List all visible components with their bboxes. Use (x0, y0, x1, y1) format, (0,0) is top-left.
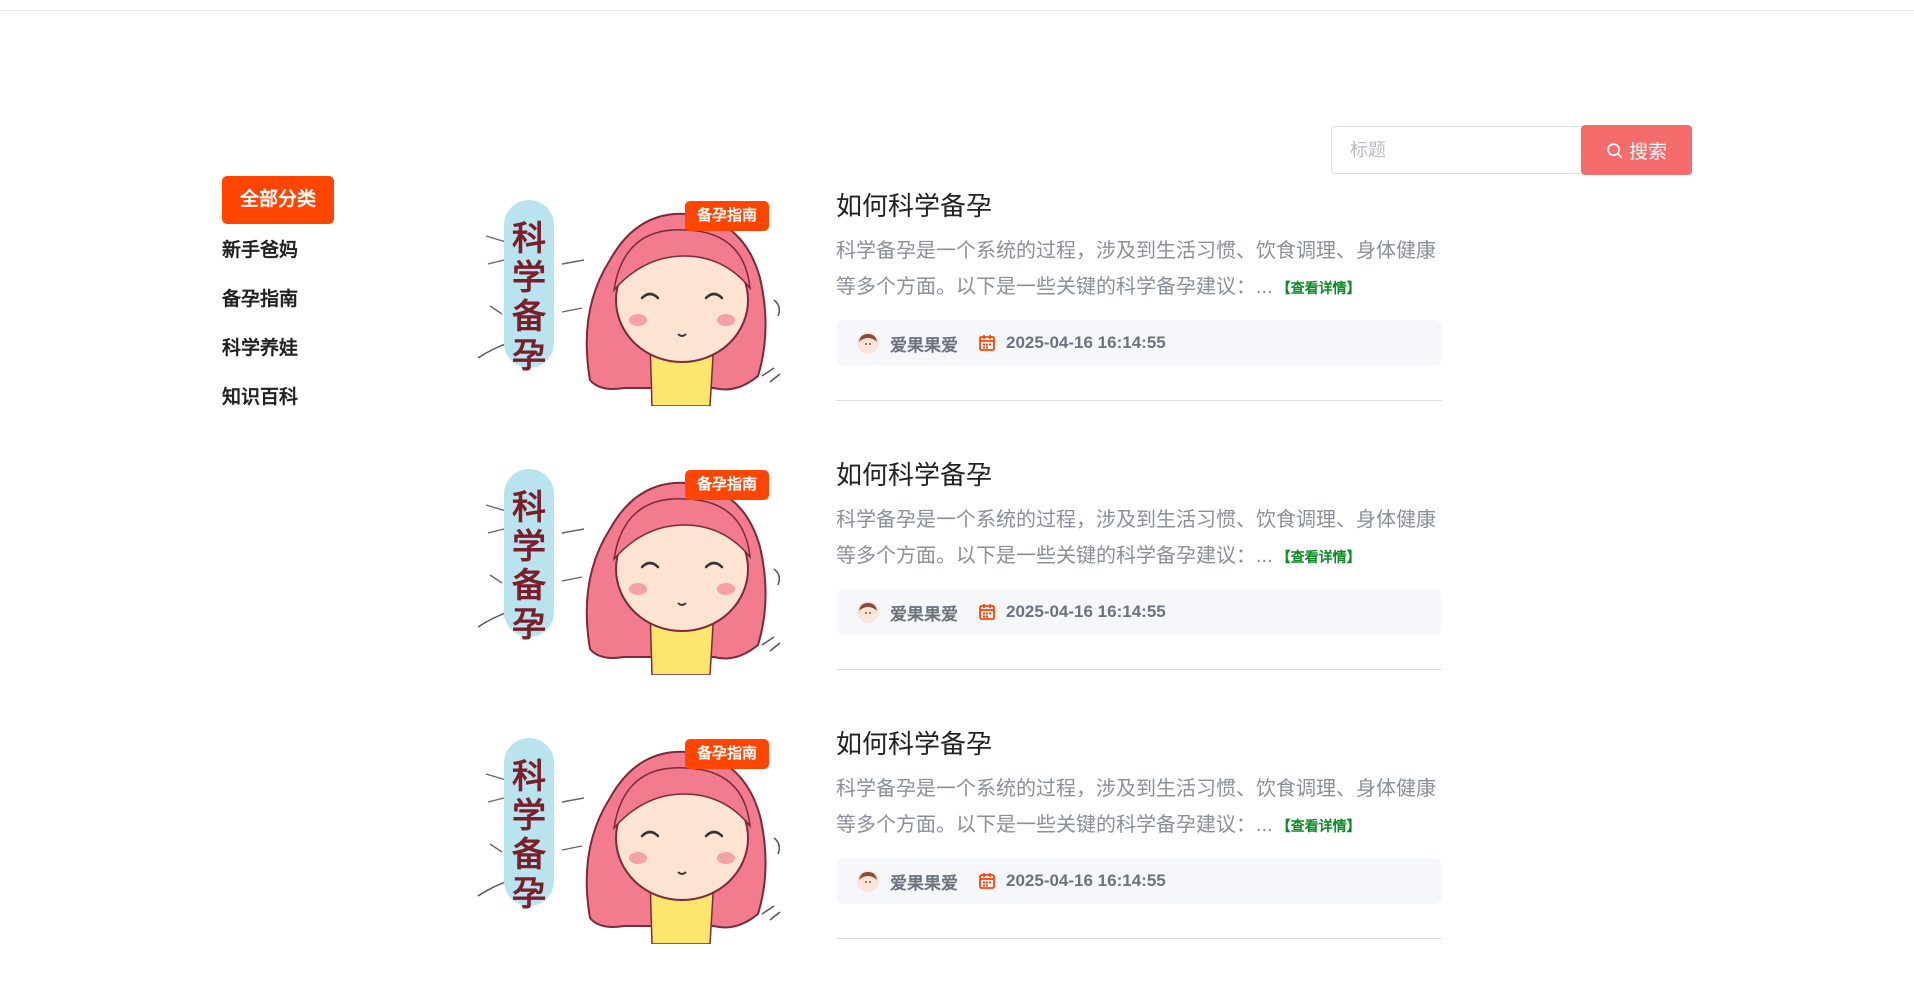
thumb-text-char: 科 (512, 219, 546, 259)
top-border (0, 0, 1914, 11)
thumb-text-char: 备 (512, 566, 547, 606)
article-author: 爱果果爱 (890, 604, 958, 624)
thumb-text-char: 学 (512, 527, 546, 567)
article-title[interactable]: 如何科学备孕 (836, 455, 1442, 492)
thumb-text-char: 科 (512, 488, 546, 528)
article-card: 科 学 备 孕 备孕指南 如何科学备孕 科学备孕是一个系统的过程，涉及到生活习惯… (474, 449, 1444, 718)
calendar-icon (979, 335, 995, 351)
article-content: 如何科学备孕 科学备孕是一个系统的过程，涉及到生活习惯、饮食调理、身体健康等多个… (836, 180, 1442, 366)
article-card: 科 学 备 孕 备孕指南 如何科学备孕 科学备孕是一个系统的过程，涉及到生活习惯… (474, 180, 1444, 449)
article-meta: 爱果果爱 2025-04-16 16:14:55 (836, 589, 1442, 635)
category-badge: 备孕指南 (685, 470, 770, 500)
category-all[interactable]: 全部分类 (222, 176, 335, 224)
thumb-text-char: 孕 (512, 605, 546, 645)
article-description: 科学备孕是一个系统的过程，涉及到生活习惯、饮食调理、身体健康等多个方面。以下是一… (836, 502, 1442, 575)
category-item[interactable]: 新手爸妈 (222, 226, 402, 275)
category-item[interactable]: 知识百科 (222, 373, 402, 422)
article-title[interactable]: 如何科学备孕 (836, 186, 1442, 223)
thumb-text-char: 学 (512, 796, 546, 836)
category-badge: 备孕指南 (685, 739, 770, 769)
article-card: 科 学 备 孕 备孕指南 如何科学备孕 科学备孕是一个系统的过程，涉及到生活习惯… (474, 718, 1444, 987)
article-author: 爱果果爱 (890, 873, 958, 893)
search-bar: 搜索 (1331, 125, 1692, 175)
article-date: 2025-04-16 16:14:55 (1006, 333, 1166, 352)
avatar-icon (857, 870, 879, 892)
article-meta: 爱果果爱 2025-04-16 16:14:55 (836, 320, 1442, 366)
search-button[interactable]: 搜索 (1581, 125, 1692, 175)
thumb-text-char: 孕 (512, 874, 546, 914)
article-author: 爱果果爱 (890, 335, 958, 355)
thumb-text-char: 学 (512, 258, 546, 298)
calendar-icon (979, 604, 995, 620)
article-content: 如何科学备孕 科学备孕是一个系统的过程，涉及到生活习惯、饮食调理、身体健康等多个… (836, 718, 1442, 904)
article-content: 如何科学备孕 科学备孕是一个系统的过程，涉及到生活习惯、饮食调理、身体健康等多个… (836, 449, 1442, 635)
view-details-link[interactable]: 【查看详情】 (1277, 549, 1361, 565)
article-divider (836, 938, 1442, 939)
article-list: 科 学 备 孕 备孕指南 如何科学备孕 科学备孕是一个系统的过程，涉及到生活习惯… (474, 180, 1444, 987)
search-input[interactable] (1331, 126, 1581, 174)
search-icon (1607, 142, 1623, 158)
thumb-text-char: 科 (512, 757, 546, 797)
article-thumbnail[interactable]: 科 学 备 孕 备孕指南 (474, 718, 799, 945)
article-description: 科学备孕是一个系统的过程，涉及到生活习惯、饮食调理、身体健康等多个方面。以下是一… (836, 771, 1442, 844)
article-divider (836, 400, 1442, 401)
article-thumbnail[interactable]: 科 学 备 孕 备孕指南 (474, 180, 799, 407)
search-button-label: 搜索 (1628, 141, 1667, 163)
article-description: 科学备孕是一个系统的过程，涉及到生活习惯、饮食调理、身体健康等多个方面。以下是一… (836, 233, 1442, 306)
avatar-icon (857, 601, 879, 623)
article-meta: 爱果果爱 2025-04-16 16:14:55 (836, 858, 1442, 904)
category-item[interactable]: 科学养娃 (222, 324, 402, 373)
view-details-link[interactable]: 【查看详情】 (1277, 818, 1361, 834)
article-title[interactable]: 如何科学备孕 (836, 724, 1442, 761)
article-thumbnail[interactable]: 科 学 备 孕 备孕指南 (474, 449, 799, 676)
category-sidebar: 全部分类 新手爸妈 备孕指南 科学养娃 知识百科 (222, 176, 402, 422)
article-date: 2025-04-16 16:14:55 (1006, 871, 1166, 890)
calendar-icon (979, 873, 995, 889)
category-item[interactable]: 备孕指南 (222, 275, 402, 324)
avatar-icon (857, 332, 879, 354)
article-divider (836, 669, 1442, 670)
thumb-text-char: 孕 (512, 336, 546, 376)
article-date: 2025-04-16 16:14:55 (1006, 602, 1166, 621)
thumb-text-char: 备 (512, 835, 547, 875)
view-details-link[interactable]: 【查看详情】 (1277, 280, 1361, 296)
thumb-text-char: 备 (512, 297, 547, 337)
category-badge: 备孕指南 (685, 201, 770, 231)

▬▬▬▬▬▬

*TASK REQUIREMENTS*:
Lay out every line of the entries above as a Markdown table with the columns "Row" and "Entry line," numbering each row and skipping blank lines. Leave the pictures out of the table.

*REPLY TO THE TASK*:
| Row | Entry line |
|---|---|
| 1 | List all visible components with their bboxes. Use (x0, y0, x1, y1) format, (0,0) is top-left. |
| 2 | thumb-text-char: 科 (512, 219, 546, 259) |
| 3 | top-border (0, 0, 1914, 11) |
| 4 | thumb-text-char: 备 (512, 566, 547, 606) |
| 5 | article-author: 爱果果爱 (890, 604, 958, 624) |
| 6 | thumb-text-char: 学 (512, 527, 546, 567) |
| 7 | article-title[interactable]: 如何科学备孕 (836, 455, 1442, 492) |
| 8 | thumb-text-char: 科 (512, 488, 546, 528) |
| 9 | article-card: 科 学 备 孕 备孕指南 如何科学备孕 科学备孕是一个系统的过程，涉及到生活习惯… (474, 449, 1444, 718) |
| 10 | calendar-icon (979, 335, 995, 351) |
| 11 | article-content: 如何科学备孕 科学备孕是一个系统的过程，涉及到生活习惯、饮食调理、身体健康等多个… (836, 180, 1442, 366) |
| 12 | article-card: 科 学 备 孕 备孕指南 如何科学备孕 科学备孕是一个系统的过程，涉及到生活习惯… (474, 180, 1444, 449) |
| 13 | article-meta: 爱果果爱 2025-04-16 16:14:55 (836, 589, 1442, 635) |
| 14 | category-badge: 备孕指南 (685, 470, 770, 500) |
| 15 | category-all[interactable]: 全部分类 (222, 176, 335, 224) |
| 16 | thumb-text-char: 孕 (512, 605, 546, 645) |
| 17 | article-description: 科学备孕是一个系统的过程，涉及到生活习惯、饮食调理、身体健康等多个方面。以下是一… (836, 502, 1442, 575) |
| 18 | category-item[interactable]: 新手爸妈 (222, 226, 402, 275) |
| 19 | category-item[interactable]: 知识百科 (222, 373, 402, 422) |
| 20 | article-title[interactable]: 如何科学备孕 (836, 186, 1442, 223) |
| 21 | thumb-text-char: 学 (512, 796, 546, 836) |
| 22 | category-badge: 备孕指南 (685, 739, 770, 769) |
| 23 | article-card: 科 学 备 孕 备孕指南 如何科学备孕 科学备孕是一个系统的过程，涉及到生活习惯… (474, 718, 1444, 987) |
| 24 | article-author: 爱果果爱 (890, 873, 958, 893) |
| 25 | search-bar: 搜索 (1331, 125, 1692, 175) |
| 26 | article-date: 2025-04-16 16:14:55 (1006, 333, 1166, 352) |
| 27 | avatar-icon (857, 870, 879, 892) |
| 28 | article-meta: 爱果果爱 2025-04-16 16:14:55 (836, 320, 1442, 366) |
| 29 | search-button[interactable]: 搜索 (1581, 125, 1692, 175) |
| 30 | thumb-text-char: 孕 (512, 874, 546, 914) |
| 31 | article-author: 爱果果爱 (890, 335, 958, 355) |
| 32 | thumb-text-char: 学 (512, 258, 546, 298) |
| 33 | calendar-icon (979, 604, 995, 620) |
| 34 | article-content: 如何科学备孕 科学备孕是一个系统的过程，涉及到生活习惯、饮食调理、身体健康等多个… (836, 718, 1442, 904) |
| 35 | article-content: 如何科学备孕 科学备孕是一个系统的过程，涉及到生活习惯、饮食调理、身体健康等多个… (836, 449, 1442, 635) |
| 36 | view-details-link[interactable]: 【查看详情】 (1277, 549, 1361, 565) |
| 37 | article-divider (836, 938, 1442, 939) |
| 38 | article-list: 科 学 备 孕 备孕指南 如何科学备孕 科学备孕是一个系统的过程，涉及到生活习惯… (474, 180, 1444, 987) |
| 39 | search-input[interactable] (1331, 126, 1581, 174) |
| 40 | search-icon (1607, 142, 1623, 158) |
| 41 | thumb-text-char: 科 (512, 757, 546, 797) |
| 42 | article-thumbnail[interactable]: 科 学 备 孕 备孕指南 (474, 718, 799, 945) |
| 43 | article-description: 科学备孕是一个系统的过程，涉及到生活习惯、饮食调理、身体健康等多个方面。以下是一… (836, 771, 1442, 844) |
| 44 | article-divider (836, 400, 1442, 401) |
| 45 | article-thumbnail[interactable]: 科 学 备 孕 备孕指南 (474, 180, 799, 407) |
| 46 | search-button-label: 搜索 (1628, 141, 1667, 163) |
| 47 | article-description: 科学备孕是一个系统的过程，涉及到生活习惯、饮食调理、身体健康等多个方面。以下是一… (836, 233, 1442, 306) |
| 48 | avatar-icon (857, 601, 879, 623) |
| 49 | article-meta: 爱果果爱 2025-04-16 16:14:55 (836, 858, 1442, 904) |
| 50 | category-item[interactable]: 科学养娃 (222, 324, 402, 373) |
| 51 | view-details-link[interactable]: 【查看详情】 (1277, 818, 1361, 834) |
| 52 | article-title[interactable]: 如何科学备孕 (836, 724, 1442, 761) |
| 53 | article-thumbnail[interactable]: 科 学 备 孕 备孕指南 (474, 449, 799, 676) |
| 54 | category-sidebar: 全部分类 新手爸妈 备孕指南 科学养娃 知识百科 (222, 176, 402, 422) |
| 55 | article-date: 2025-04-16 16:14:55 (1006, 871, 1166, 890) |
| 56 | calendar-icon (979, 873, 995, 889) |
| 57 | category-item[interactable]: 备孕指南 (222, 275, 402, 324) |
| 58 | avatar-icon (857, 332, 879, 354) |
| 59 | article-divider (836, 669, 1442, 670) |
| 60 | thumb-text-char: 孕 (512, 336, 546, 376) |
| 61 | article-date: 2025-04-16 16:14:55 (1006, 602, 1166, 621) |
| 62 | thumb-text-char: 备 (512, 835, 547, 875) |
| 63 | view-details-link[interactable]: 【查看详情】 (1277, 280, 1361, 296) |
| 64 | thumb-text-char: 备 (512, 297, 547, 337) |
| 65 | category-badge: 备孕指南 (685, 201, 770, 231) |